───── Listed entries

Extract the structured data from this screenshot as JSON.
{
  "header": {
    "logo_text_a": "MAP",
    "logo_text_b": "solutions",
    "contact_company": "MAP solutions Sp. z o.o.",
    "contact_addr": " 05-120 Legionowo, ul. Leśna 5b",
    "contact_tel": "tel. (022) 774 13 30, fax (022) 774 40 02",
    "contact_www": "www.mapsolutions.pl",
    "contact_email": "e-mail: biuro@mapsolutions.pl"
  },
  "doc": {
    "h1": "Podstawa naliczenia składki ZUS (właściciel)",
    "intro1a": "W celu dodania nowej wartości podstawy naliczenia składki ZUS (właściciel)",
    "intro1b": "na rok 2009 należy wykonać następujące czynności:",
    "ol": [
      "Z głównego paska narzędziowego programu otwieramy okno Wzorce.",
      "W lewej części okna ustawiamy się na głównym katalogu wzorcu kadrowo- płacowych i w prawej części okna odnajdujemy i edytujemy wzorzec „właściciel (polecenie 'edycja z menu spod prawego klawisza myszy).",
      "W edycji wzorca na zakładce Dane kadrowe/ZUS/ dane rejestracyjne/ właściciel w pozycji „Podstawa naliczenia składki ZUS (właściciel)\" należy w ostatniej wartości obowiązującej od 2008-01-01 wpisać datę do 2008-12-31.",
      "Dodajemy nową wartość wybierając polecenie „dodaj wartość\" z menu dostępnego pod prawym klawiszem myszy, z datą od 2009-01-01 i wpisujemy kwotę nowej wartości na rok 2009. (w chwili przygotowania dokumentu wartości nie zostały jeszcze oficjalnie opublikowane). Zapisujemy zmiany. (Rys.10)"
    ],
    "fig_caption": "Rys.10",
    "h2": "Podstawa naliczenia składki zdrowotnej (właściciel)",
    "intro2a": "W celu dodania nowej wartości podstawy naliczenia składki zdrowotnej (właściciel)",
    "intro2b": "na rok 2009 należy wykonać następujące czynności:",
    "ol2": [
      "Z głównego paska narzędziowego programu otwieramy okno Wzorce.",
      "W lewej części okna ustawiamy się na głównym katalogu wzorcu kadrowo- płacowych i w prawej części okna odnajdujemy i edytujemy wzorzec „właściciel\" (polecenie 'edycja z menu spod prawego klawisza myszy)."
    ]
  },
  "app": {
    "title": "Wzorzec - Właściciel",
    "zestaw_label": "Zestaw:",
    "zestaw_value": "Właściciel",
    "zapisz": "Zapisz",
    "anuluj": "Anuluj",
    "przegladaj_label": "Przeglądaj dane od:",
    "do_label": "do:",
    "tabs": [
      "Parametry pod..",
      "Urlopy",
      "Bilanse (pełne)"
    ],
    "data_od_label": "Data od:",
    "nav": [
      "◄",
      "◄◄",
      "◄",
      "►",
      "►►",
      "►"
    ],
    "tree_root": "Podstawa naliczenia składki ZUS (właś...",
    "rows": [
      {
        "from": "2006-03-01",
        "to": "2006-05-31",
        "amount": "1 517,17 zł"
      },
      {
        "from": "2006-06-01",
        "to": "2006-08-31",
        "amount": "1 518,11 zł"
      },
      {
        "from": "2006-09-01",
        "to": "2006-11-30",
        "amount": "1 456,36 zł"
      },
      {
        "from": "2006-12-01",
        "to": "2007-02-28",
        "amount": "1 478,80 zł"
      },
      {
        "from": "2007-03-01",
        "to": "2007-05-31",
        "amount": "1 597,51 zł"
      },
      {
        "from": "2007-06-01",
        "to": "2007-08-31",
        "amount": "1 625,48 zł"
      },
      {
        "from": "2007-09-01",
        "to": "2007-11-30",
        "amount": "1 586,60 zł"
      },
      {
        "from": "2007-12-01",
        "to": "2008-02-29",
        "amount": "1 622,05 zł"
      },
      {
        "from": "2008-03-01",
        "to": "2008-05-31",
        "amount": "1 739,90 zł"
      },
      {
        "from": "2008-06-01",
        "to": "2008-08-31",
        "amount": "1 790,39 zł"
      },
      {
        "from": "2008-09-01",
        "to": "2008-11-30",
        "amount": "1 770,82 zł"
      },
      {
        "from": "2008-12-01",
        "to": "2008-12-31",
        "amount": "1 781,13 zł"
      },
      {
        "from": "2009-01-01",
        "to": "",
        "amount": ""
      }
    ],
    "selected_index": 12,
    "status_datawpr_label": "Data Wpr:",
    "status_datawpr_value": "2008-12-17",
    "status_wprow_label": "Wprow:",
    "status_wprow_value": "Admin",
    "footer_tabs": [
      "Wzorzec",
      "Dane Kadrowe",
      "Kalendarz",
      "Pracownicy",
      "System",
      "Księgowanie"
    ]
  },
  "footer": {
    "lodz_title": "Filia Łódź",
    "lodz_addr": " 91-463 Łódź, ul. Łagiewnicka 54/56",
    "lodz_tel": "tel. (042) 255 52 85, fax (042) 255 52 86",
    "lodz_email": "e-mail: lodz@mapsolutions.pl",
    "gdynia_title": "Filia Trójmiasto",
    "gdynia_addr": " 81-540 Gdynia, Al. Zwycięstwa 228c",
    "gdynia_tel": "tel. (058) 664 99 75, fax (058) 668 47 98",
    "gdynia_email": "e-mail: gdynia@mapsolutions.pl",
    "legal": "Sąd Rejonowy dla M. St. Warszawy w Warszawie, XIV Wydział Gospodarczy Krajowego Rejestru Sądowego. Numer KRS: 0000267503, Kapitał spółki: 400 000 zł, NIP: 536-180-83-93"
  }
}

──────────

* Given exercise
Copy all lines from the data that hold the word "ustawiamy".

* Final result
      "W lewej części okna ustawiamy się na głównym katalogu wzorcu kadrowo- płacowych i w prawej części okna odnajdujemy i edytujemy wzorzec „właściciel (polecenie 'edycja z menu spod prawego klawisza myszy).",
      "W lewej części okna ustawiamy się na głównym katalogu wzorcu kadrowo- płacowych i w prawej części okna odnajdujemy i edytujemy wzorzec „właściciel\" (polecenie 'edycja z menu spod prawego klawisza myszy)."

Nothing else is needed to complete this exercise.